Write out the entries again exactly as they are given.

(Collected data entries)

__________

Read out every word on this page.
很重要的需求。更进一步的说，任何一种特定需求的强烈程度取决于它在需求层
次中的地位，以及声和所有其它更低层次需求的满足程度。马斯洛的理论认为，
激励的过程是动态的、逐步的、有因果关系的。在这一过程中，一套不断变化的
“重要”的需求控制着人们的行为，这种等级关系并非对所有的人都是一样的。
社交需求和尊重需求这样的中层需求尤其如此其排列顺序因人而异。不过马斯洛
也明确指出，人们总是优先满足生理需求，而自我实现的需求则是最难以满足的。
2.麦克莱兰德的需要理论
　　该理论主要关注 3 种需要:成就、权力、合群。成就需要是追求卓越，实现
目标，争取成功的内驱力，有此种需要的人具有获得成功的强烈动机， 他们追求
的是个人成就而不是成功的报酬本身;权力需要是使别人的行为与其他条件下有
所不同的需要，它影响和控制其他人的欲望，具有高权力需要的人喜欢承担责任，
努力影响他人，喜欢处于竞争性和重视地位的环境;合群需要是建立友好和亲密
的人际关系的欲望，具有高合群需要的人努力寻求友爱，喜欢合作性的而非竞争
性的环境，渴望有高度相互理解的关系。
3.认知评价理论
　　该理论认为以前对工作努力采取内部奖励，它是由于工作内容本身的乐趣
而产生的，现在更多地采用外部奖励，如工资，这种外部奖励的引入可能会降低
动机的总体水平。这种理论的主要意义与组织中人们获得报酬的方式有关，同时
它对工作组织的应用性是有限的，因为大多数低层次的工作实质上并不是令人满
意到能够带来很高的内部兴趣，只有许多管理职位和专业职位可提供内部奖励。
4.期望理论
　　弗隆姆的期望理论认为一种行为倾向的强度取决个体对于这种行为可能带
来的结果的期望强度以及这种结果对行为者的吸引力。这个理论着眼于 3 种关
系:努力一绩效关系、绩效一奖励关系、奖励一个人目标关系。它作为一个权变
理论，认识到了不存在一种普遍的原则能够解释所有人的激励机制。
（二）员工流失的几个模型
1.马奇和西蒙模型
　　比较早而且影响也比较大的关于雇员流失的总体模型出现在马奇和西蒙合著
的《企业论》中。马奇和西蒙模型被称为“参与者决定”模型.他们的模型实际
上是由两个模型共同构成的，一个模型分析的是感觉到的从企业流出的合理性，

__________

:: Result of the exercise ::
Read out every word on this page.
很重要的需求。更进一步的说，任何一种特定需求的强烈程度取决于它在需求层
次中的地位，以及声和所有其它更低层次需求的满足程度。马斯洛的理论认为，
激励的过程是动态的、逐步的、有因果关系的。在这一过程中，一套不断变化的
“重要”的需求控制着人们的行为，这种等级关系并非对所有的人都是一样的。
社交需求和尊重需求这样的中层需求尤其如此其排列顺序因人而异。不过马斯洛
也明确指出，人们总是优先满足生理需求，而自我实现的需求则是最难以满足的。
2.麦克莱兰德的需要理论
　　该理论主要关注 3 种需要:成就、权力、合群。成就需要是追求卓越，实现
目标，争取成功的内驱力，有此种需要的人具有获得成功的强烈动机， 他们追求
的是个人成就而不是成功的报酬本身;权力需要是使别人的行为与其他条件下有
所不同的需要，它影响和控制其他人的欲望，具有高权力需要的人喜欢承担责任，
努力影响他人，喜欢处于竞争性和重视地位的环境;合群需要是建立友好和亲密
的人际关系的欲望，具有高合群需要的人努力寻求友爱，喜欢合作性的而非竞争
性的环境，渴望有高度相互理解的关系。
3.认知评价理论
　　该理论认为以前对工作努力采取内部奖励，它是由于工作内容本身的乐趣
而产生的，现在更多地采用外部奖励，如工资，这种外部奖励的引入可能会降低
动机的总体水平。这种理论的主要意义与组织中人们获得报酬的方式有关，同时
它对工作组织的应用性是有限的，因为大多数低层次的工作实质上并不是令人满
意到能够带来很高的内部兴趣，只有许多管理职位和专业职位可提供内部奖励。
4.期望理论
　　弗隆姆的期望理论认为一种行为倾向的强度取决个体对于这种行为可能带
来的结果的期望强度以及这种结果对行为者的吸引力。这个理论着眼于 3 种关
系:努力一绩效关系、绩效一奖励关系、奖励一个人目标关系。它作为一个权变
理论，认识到了不存在一种普遍的原则能够解释所有人的激励机制。
（二）员工流失的几个模型
1.马奇和西蒙模型
　　比较早而且影响也比较大的关于雇员流失的总体模型出现在马奇和西蒙合著
的《企业论》中。马奇和西蒙模型被称为“参与者决定”模型.他们的模型实际
上是由两个模型共同构成的，一个模型分析的是感觉到的从企业流出的合理性，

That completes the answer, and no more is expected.